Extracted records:
══════
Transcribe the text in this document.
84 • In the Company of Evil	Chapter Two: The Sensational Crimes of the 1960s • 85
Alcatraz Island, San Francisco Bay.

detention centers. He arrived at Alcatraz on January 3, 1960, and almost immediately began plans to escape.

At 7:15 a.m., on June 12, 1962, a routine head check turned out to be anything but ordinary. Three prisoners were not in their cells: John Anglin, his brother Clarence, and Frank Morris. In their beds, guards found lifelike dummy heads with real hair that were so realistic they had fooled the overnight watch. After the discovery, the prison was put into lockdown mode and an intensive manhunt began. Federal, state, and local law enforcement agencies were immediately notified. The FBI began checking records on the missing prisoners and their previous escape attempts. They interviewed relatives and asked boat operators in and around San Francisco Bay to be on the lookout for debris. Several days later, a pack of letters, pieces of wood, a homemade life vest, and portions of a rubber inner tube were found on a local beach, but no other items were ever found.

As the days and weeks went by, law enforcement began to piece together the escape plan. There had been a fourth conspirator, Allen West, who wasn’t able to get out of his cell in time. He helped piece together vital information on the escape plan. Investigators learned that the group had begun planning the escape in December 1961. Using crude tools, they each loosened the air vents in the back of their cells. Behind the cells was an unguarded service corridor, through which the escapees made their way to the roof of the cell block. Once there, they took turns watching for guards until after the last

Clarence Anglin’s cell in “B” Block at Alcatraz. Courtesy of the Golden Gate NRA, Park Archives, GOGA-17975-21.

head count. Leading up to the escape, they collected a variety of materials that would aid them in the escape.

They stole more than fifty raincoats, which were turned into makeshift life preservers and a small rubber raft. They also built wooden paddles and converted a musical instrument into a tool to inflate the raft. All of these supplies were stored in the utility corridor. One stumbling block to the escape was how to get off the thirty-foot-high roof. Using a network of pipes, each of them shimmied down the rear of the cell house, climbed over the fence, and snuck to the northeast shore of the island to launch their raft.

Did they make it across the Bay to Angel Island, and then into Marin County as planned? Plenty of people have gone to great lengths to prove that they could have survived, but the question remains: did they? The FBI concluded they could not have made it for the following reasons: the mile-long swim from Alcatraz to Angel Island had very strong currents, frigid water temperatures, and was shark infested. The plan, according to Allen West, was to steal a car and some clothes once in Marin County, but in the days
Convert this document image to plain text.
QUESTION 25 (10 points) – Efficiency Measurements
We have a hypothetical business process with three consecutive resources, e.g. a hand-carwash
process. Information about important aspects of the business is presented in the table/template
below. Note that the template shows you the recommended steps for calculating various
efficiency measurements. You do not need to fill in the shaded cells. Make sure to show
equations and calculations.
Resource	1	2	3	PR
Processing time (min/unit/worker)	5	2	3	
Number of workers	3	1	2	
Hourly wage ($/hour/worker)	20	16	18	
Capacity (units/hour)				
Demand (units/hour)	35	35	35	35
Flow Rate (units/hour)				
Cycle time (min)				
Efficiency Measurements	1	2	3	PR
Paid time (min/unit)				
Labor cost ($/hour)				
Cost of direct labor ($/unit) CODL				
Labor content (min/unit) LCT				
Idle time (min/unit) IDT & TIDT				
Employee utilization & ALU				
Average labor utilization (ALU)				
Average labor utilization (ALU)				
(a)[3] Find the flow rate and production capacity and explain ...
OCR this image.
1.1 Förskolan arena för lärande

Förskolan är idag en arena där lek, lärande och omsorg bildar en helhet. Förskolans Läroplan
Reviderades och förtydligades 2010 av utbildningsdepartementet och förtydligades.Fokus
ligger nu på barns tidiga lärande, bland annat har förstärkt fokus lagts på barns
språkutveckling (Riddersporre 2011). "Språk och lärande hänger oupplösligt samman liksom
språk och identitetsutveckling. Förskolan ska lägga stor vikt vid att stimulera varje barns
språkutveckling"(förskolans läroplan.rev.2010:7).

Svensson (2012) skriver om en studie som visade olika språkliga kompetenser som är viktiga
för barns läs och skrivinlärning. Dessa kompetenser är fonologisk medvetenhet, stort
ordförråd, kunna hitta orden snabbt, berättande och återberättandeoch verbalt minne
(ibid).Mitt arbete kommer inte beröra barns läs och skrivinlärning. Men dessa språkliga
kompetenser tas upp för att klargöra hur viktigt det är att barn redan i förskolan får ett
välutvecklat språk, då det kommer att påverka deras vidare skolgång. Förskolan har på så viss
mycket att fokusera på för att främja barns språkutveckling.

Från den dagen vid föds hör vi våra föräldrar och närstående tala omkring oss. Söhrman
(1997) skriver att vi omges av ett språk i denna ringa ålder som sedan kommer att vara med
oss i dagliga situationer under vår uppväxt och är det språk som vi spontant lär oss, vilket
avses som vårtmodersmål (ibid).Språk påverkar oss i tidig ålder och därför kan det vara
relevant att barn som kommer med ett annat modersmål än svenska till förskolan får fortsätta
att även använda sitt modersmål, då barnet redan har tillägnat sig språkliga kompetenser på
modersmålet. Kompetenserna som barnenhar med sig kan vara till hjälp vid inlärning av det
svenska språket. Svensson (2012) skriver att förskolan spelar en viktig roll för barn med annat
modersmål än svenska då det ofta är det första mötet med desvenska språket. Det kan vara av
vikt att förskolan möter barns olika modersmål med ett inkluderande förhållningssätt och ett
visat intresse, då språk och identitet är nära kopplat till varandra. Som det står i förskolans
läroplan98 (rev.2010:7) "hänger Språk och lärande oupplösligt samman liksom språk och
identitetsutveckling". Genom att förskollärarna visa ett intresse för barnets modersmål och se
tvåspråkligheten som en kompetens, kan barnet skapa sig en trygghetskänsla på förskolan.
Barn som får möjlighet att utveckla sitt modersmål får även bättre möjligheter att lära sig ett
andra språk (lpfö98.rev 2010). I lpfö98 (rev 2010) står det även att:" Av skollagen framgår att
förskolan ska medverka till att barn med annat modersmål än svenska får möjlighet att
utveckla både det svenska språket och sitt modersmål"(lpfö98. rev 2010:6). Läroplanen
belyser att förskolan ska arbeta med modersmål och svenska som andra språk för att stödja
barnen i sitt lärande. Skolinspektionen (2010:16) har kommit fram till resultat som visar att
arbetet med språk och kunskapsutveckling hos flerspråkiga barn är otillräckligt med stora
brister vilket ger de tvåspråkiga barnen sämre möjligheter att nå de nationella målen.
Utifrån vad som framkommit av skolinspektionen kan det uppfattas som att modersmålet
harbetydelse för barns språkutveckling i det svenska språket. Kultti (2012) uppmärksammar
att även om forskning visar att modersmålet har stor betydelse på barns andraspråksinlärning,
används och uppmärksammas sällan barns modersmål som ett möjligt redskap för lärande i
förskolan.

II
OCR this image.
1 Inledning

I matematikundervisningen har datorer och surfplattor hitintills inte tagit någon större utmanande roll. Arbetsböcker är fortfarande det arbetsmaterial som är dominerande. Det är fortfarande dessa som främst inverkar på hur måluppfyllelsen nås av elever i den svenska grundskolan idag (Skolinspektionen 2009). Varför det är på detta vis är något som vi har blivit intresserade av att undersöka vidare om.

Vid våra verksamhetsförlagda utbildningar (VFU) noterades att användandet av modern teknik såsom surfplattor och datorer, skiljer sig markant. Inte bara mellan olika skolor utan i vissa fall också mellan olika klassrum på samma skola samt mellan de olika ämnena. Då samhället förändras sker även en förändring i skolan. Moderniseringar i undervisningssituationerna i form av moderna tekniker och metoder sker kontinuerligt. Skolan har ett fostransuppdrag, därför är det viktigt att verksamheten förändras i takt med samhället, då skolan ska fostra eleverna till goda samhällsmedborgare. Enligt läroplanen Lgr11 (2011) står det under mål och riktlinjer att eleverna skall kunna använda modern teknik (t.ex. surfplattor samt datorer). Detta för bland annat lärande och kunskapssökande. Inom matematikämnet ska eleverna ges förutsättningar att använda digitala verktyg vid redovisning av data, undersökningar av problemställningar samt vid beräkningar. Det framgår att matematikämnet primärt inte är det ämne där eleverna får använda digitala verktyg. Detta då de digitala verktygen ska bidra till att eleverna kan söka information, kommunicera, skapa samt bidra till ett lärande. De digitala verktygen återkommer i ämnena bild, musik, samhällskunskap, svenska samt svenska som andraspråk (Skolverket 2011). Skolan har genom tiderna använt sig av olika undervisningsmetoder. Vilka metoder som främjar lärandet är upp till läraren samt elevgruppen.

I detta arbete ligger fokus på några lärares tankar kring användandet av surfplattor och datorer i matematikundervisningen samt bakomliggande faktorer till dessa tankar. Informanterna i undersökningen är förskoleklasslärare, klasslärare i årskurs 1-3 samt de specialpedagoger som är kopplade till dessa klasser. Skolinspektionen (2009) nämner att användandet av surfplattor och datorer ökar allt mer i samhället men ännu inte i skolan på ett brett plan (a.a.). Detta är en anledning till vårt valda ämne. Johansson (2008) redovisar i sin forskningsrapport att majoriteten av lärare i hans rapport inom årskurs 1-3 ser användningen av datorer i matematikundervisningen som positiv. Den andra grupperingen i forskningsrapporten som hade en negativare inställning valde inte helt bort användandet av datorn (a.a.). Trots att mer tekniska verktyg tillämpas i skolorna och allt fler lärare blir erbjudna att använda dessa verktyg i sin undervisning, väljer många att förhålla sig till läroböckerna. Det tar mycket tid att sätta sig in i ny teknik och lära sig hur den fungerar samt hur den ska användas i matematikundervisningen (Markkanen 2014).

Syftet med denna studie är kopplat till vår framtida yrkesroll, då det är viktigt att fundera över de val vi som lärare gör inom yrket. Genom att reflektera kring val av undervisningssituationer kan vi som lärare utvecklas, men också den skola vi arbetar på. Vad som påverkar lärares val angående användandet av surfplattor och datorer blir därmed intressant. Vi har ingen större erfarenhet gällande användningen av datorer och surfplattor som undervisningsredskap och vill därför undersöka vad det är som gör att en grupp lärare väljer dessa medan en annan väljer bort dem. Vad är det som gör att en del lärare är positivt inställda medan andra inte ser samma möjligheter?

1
══════
## Action item
Copy every line of the data that holds the string "hänger".

## Response
språkutveckling (Riddersporre 2011). "Språk och lärande hänger oupplösligt samman liksom
läroplan98 (rev.2010:7) "hänger Språk och lärande oupplösligt samman liksom språk och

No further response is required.